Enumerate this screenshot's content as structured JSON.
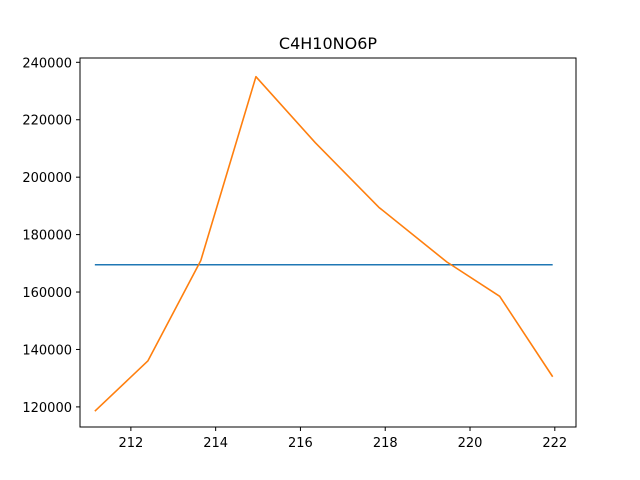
{
  "chart_data": {
    "type": "line",
    "title": "C4H10NO6P",
    "xlabel": "",
    "ylabel": "",
    "xlim": [
      210.8,
      222.5
    ],
    "ylim": [
      113000,
      241500
    ],
    "xticks": [
      212,
      214,
      216,
      218,
      220,
      222
    ],
    "yticks": [
      120000,
      140000,
      160000,
      180000,
      200000,
      220000,
      240000
    ],
    "grid": false,
    "series": [
      {
        "color": "#1f77b4",
        "x": [
          211.15,
          212.4,
          213.65,
          215.0,
          216.3,
          217.7,
          218.9,
          220.2,
          221.3,
          221.95
        ],
        "y": [
          169500,
          169500,
          169500,
          169500,
          169500,
          169500,
          169500,
          169500,
          169500,
          169500
        ]
      },
      {
        "color": "#ff7f0e",
        "x": [
          211.15,
          212.4,
          213.65,
          214.95,
          216.35,
          217.85,
          219.45,
          220.7,
          221.95
        ],
        "y": [
          118500,
          136000,
          171000,
          235000,
          212000,
          189500,
          170500,
          158500,
          130500
        ]
      }
    ]
  }
}
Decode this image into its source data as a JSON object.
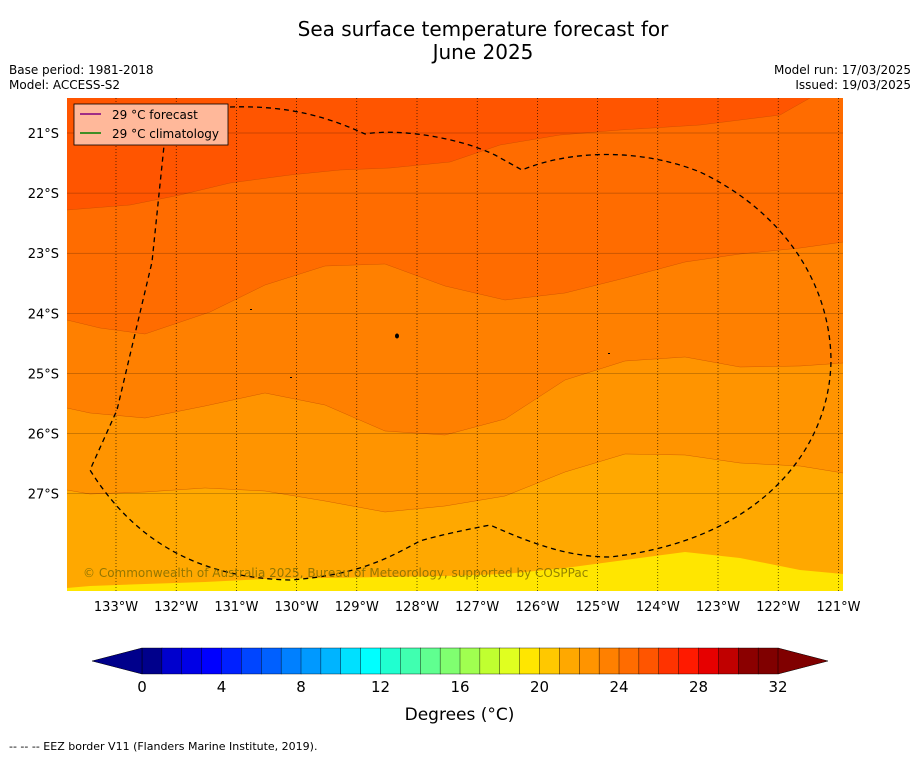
{
  "header": {
    "title_line1": "Sea surface temperature forecast for",
    "title_line2": "June 2025",
    "base_period": "Base period: 1981-2018",
    "model": "Model: ACCESS-S2",
    "model_run": "Model run: 17/03/2025",
    "issued": "Issued: 19/03/2025"
  },
  "map": {
    "lon_labels": [
      "133°W",
      "132°W",
      "131°W",
      "130°W",
      "129°W",
      "128°W",
      "127°W",
      "126°W",
      "125°W",
      "124°W",
      "123°W",
      "122°W",
      "121°W"
    ],
    "lat_labels": [
      "21°S",
      "22°S",
      "23°S",
      "24°S",
      "25°S",
      "26°S",
      "27°S"
    ],
    "legend": {
      "forecast": "29 °C  forecast",
      "climatology": "29 °C  climatology",
      "forecast_color": "#800080",
      "climatology_color": "#008000"
    },
    "copyright": "© Commonwealth of Australia 2025, Bureau of Meteorology, supported by COSPPac",
    "band_colors": [
      "#ff5500",
      "#ff6c00",
      "#ff8000",
      "#ff9400",
      "#ffa800",
      "#ffc800",
      "#ffe600"
    ]
  },
  "colorbar": {
    "tick_labels": [
      "0",
      "4",
      "8",
      "12",
      "16",
      "20",
      "24",
      "28",
      "32"
    ],
    "label": "Degrees (°C)",
    "colors": [
      "#00008b",
      "#0000cd",
      "#0000e6",
      "#0000ff",
      "#0020ff",
      "#0045ff",
      "#0060ff",
      "#0080ff",
      "#0099ff",
      "#00b4ff",
      "#00e0ff",
      "#00ffff",
      "#20ffd0",
      "#40ffb0",
      "#60ff90",
      "#80ff70",
      "#a0ff50",
      "#c0ff30",
      "#e0ff20",
      "#ffe600",
      "#ffc800",
      "#ffa800",
      "#ff9400",
      "#ff8000",
      "#ff6c00",
      "#ff5500",
      "#ff3300",
      "#ff1a00",
      "#e60000",
      "#c00000",
      "#8b0000",
      "#800000"
    ]
  },
  "footnote": "--  --  -- EEZ border V11 (Flanders Marine Institute, 2019)."
}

● Exercise prompt:
Every line above should be returned word for word, with the pictures left behind.

● Full answer:
Enumerate this screenshot's content as structured JSON.
{
  "chart_data": {
    "type": "line",
    "title": "C4H10NO6P",
    "xlabel": "",
    "ylabel": "",
    "xlim": [
      210.8,
      222.5
    ],
    "ylim": [
      113000,
      241500
    ],
    "xticks": [
      212,
      214,
      216,
      218,
      220,
      222
    ],
    "yticks": [
      120000,
      140000,
      160000,
      180000,
      200000,
      220000,
      240000
    ],
    "grid": false,
    "series": [
      {
        "color": "#1f77b4",
        "x": [
          211.15,
          212.4,
          213.65,
          215.0,
          216.3,
          217.7,
          218.9,
          220.2,
          221.3,
          221.95
        ],
        "y": [
          169500,
          169500,
          169500,
          169500,
          169500,
          169500,
          169500,
          169500,
          169500,
          169500
        ]
      },
      {
        "color": "#ff7f0e",
        "x": [
          211.15,
          212.4,
          213.65,
          214.95,
          216.35,
          217.85,
          219.45,
          220.7,
          221.95
        ],
        "y": [
          118500,
          136000,
          171000,
          235000,
          212000,
          189500,
          170500,
          158500,
          130500
        ]
      }
    ]
  }
}
Decode this image into its source data as a JSON object.
{
  "header": {
    "title_line1": "Sea surface temperature forecast for",
    "title_line2": "June 2025",
    "base_period": "Base period: 1981-2018",
    "model": "Model: ACCESS-S2",
    "model_run": "Model run: 17/03/2025",
    "issued": "Issued: 19/03/2025"
  },
  "map": {
    "lon_labels": [
      "133°W",
      "132°W",
      "131°W",
      "130°W",
      "129°W",
      "128°W",
      "127°W",
      "126°W",
      "125°W",
      "124°W",
      "123°W",
      "122°W",
      "121°W"
    ],
    "lat_labels": [
      "21°S",
      "22°S",
      "23°S",
      "24°S",
      "25°S",
      "26°S",
      "27°S"
    ],
    "legend": {
      "forecast": "29 °C  forecast",
      "climatology": "29 °C  climatology",
      "forecast_color": "#800080",
      "climatology_color": "#008000"
    },
    "copyright": "© Commonwealth of Australia 2025, Bureau of Meteorology, supported by COSPPac",
    "band_colors": [
      "#ff5500",
      "#ff6c00",
      "#ff8000",
      "#ff9400",
      "#ffa800",
      "#ffc800",
      "#ffe600"
    ]
  },
  "colorbar": {
    "tick_labels": [
      "0",
      "4",
      "8",
      "12",
      "16",
      "20",
      "24",
      "28",
      "32"
    ],
    "label": "Degrees (°C)",
    "colors": [
      "#00008b",
      "#0000cd",
      "#0000e6",
      "#0000ff",
      "#0020ff",
      "#0045ff",
      "#0060ff",
      "#0080ff",
      "#0099ff",
      "#00b4ff",
      "#00e0ff",
      "#00ffff",
      "#20ffd0",
      "#40ffb0",
      "#60ff90",
      "#80ff70",
      "#a0ff50",
      "#c0ff30",
      "#e0ff20",
      "#ffe600",
      "#ffc800",
      "#ffa800",
      "#ff9400",
      "#ff8000",
      "#ff6c00",
      "#ff5500",
      "#ff3300",
      "#ff1a00",
      "#e60000",
      "#c00000",
      "#8b0000",
      "#800000"
    ]
  },
  "footnote": "--  --  -- EEZ border V11 (Flanders Marine Institute, 2019)."
}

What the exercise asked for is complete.